_Aim of the task_: Your task is to copy every line of the entries that contains "рѣшенія".

start Information supplied

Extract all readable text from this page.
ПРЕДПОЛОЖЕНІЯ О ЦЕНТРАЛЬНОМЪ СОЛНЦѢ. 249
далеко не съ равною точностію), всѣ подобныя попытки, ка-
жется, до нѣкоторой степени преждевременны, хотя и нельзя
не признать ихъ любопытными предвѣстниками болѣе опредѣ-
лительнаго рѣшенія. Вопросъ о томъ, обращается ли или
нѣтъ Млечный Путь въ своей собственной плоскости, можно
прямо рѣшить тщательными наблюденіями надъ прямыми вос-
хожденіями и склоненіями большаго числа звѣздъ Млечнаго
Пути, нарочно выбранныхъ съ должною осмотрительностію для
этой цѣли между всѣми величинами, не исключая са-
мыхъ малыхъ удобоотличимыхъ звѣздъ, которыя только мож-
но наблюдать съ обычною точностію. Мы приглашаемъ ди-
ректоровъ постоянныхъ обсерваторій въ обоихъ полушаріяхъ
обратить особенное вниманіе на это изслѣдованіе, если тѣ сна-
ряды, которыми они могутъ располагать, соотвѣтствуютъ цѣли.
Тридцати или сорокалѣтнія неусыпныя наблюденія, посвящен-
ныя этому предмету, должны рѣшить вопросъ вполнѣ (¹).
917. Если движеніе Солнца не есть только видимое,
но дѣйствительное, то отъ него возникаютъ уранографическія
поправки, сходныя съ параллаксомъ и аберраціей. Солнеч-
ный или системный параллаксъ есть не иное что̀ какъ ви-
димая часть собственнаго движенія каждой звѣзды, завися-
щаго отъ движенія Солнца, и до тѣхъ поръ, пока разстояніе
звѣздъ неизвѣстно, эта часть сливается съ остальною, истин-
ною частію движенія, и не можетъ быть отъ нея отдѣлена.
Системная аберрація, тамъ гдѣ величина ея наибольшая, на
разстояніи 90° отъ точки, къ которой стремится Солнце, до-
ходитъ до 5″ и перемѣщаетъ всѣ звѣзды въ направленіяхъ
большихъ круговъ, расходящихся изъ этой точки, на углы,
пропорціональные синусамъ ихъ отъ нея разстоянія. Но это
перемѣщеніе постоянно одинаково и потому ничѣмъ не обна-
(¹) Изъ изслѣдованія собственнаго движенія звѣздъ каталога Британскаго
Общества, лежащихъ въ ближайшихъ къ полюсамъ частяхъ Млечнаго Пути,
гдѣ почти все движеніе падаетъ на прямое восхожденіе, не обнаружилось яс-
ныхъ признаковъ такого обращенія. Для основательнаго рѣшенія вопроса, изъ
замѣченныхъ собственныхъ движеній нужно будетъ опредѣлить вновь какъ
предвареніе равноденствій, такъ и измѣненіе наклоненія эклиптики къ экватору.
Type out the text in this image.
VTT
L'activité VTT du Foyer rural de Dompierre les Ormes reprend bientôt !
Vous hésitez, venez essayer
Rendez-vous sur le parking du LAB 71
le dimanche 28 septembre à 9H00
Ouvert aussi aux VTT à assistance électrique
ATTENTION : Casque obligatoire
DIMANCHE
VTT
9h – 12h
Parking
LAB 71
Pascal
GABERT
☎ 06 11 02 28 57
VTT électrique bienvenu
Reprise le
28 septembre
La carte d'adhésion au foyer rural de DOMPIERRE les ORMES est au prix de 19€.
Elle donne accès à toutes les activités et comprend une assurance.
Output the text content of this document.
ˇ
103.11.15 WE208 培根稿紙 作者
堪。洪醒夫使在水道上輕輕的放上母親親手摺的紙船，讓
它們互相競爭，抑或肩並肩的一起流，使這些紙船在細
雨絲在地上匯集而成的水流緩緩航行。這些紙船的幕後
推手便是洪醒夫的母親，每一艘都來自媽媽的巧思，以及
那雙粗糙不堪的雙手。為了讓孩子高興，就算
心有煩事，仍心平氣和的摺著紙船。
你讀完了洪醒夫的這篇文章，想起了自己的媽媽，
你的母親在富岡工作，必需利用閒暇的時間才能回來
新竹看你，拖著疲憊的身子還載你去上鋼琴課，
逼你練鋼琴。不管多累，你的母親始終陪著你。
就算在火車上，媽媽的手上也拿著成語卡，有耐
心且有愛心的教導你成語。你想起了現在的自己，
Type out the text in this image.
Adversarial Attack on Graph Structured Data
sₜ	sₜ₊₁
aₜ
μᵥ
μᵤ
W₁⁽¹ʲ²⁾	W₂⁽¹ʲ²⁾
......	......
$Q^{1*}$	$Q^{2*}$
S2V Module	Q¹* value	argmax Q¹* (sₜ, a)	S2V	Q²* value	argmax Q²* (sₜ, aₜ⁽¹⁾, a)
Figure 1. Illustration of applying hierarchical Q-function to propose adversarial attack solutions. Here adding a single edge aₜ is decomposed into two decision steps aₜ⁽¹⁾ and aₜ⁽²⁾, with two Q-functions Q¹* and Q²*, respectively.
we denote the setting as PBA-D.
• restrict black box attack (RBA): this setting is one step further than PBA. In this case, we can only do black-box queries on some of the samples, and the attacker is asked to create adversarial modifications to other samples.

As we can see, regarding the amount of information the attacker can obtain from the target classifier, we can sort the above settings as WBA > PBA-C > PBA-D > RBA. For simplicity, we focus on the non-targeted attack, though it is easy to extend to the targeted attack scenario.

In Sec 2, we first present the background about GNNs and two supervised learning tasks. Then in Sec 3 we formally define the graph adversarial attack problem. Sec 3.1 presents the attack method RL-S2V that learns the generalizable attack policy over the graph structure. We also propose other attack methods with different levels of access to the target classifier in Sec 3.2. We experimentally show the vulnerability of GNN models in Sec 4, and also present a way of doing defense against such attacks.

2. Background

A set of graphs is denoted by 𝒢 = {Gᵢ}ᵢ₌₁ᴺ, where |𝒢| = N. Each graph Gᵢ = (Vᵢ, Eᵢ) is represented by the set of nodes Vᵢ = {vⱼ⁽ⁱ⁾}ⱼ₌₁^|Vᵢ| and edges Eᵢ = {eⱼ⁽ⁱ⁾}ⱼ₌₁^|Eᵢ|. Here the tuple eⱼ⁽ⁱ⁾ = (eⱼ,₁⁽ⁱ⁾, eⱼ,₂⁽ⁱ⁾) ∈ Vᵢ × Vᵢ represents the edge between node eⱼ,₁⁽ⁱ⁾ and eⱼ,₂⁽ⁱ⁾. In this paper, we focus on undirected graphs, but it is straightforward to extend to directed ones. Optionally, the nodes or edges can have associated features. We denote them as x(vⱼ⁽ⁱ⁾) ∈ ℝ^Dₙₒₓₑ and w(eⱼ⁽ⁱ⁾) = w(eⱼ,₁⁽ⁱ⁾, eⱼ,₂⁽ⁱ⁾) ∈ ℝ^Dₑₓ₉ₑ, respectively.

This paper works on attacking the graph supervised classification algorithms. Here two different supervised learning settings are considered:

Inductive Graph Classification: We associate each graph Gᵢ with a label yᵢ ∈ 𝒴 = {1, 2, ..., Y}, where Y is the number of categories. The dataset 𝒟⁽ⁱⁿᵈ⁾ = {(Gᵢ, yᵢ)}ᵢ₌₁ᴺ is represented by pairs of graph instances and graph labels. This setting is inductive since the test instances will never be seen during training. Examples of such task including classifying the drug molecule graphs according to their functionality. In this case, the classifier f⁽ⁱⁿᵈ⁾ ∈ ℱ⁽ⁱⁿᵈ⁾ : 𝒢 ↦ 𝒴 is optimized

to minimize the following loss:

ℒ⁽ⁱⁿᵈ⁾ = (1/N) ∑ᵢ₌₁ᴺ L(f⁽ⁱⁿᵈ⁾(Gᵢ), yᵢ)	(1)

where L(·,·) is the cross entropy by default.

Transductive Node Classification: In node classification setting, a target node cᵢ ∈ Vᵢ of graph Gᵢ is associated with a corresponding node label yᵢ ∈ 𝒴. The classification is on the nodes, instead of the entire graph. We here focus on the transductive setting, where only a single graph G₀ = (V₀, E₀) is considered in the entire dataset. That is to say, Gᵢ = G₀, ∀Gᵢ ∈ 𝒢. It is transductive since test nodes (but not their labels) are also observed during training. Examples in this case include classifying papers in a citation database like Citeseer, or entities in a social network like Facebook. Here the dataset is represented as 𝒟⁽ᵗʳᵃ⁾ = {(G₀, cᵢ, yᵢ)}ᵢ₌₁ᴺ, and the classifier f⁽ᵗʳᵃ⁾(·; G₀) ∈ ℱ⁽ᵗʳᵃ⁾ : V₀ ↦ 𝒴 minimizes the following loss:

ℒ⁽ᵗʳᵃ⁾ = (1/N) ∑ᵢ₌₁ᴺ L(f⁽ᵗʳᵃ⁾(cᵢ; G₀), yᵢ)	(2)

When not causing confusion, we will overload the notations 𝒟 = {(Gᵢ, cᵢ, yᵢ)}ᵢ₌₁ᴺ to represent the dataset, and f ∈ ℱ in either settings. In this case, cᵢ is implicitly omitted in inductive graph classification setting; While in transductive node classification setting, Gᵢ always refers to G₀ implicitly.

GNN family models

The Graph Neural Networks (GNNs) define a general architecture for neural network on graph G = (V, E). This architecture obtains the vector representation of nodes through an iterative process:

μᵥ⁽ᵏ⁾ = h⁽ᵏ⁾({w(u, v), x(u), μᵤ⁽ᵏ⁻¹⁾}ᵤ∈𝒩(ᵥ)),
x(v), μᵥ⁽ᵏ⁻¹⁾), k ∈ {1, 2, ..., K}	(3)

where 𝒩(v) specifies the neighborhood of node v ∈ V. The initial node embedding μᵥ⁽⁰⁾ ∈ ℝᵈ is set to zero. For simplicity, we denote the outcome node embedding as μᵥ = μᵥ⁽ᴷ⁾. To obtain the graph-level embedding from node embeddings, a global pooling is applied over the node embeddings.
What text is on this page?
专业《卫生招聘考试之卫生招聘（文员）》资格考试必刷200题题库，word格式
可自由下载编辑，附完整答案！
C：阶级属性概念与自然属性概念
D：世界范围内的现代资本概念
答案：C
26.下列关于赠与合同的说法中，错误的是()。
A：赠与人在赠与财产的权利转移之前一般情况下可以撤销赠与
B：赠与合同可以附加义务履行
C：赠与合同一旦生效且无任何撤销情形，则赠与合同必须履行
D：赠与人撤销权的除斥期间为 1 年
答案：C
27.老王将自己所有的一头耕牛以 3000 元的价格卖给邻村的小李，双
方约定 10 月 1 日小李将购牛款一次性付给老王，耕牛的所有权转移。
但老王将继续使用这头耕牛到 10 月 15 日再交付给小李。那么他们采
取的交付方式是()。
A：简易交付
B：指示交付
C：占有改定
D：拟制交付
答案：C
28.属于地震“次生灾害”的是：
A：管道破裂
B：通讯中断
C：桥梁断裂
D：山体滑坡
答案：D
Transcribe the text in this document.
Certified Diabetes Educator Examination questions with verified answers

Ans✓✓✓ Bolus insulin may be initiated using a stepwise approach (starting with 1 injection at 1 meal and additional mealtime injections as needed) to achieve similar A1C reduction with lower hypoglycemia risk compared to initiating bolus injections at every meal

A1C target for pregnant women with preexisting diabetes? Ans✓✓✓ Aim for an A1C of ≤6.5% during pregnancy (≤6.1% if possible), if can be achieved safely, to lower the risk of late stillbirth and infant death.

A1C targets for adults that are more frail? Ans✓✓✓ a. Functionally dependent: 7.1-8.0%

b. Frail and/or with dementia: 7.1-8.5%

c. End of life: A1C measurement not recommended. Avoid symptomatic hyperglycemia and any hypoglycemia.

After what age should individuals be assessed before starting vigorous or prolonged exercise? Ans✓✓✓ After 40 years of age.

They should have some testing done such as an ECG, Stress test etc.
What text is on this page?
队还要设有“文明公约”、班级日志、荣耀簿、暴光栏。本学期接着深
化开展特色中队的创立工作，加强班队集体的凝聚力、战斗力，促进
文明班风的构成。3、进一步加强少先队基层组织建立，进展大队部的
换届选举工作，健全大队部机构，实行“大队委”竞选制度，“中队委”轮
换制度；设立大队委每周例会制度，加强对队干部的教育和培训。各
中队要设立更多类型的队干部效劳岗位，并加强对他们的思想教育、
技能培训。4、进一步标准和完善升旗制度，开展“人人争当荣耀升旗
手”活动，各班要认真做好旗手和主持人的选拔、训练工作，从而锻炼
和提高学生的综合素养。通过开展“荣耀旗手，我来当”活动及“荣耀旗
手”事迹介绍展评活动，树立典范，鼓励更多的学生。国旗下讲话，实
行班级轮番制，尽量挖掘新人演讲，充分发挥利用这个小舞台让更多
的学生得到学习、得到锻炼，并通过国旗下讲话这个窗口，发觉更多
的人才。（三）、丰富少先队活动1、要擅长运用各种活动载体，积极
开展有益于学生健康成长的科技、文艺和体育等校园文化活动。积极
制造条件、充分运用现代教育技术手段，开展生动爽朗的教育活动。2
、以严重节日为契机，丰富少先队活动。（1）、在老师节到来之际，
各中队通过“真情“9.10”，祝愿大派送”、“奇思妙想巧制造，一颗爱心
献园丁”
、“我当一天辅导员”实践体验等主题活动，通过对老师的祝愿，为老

end Information supplied

_Written solution_:
лительнаго рѣшенія. Вопросъ о томъ, обращается ли или
ныхъ признаковъ такого обращенія. Для основательнаго рѣшенія вопроса, изъ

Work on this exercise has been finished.